**Work required**
Where a line contains the word "pull", copy that line in full.

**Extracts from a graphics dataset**
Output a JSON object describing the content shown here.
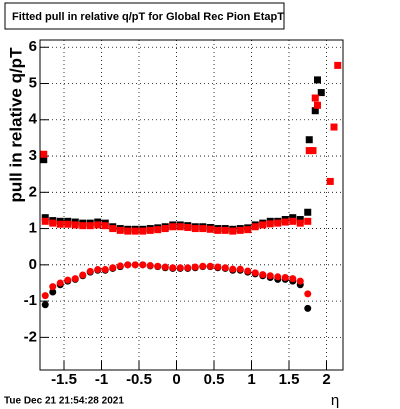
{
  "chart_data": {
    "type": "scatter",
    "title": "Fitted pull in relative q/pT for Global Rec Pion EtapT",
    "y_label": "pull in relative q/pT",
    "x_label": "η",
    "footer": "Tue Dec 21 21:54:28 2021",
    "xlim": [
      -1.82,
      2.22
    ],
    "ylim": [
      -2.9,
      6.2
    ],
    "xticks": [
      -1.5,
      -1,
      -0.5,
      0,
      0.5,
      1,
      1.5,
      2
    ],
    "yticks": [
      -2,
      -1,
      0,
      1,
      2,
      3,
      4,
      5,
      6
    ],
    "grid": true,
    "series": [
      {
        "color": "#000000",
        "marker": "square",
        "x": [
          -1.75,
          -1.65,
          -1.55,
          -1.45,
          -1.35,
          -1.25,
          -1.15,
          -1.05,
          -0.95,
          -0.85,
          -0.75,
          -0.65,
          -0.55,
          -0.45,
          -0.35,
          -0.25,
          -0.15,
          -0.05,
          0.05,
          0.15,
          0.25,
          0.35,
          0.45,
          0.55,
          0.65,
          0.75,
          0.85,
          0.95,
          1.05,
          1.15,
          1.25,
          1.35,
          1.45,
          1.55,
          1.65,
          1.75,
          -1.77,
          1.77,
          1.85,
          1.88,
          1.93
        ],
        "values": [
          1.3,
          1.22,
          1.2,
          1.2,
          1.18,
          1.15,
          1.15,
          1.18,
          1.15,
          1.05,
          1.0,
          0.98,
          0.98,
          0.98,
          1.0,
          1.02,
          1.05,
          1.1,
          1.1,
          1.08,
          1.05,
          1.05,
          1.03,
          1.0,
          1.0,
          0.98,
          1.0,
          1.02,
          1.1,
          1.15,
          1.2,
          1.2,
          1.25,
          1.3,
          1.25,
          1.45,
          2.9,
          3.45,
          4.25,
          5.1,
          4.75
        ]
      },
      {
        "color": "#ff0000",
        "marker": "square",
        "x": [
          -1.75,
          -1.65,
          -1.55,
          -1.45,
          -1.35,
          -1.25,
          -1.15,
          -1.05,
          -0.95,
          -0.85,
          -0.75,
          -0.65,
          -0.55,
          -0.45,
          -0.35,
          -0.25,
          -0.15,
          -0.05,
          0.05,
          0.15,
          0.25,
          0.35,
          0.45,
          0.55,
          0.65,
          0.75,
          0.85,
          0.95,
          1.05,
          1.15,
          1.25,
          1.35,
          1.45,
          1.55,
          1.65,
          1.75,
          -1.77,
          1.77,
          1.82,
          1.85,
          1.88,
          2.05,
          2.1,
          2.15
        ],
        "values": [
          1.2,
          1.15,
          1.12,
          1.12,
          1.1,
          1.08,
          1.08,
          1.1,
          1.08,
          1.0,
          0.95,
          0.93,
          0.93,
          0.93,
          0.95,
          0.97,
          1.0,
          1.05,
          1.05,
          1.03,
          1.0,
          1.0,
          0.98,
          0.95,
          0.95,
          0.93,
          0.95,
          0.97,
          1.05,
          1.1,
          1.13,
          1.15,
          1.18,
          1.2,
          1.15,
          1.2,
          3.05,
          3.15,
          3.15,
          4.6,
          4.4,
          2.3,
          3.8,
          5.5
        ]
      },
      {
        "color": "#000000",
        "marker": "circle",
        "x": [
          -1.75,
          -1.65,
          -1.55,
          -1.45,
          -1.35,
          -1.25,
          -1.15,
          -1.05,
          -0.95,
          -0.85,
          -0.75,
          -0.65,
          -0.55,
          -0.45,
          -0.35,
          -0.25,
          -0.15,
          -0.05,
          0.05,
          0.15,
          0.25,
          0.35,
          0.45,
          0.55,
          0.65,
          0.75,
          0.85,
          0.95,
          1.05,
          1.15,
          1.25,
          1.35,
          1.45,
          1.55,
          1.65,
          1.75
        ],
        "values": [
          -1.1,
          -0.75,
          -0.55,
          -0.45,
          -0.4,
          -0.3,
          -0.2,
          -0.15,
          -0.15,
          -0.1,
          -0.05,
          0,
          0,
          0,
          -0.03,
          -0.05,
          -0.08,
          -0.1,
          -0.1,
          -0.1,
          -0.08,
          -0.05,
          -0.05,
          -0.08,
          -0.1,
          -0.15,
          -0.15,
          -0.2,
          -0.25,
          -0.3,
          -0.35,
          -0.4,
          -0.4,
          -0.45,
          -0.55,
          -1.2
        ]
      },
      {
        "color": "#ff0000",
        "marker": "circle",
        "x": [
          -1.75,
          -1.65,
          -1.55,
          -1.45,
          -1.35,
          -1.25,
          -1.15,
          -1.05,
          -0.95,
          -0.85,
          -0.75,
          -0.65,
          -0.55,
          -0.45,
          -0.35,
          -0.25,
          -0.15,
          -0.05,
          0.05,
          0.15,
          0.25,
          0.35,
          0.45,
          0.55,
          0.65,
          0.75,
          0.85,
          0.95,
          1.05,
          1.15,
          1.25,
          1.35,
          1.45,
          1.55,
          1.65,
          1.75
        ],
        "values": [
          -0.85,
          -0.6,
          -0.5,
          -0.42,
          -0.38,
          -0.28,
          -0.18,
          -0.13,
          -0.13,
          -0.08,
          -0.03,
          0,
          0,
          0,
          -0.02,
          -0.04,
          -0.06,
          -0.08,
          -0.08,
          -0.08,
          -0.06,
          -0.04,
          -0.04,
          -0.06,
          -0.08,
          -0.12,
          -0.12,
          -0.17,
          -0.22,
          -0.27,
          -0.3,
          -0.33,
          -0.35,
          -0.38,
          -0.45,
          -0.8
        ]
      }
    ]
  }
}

**Completed task**
    "title": "Fitted pull in relative q/pT for Global Rec Pion EtapT",
    "y_label": "pull in relative q/pT",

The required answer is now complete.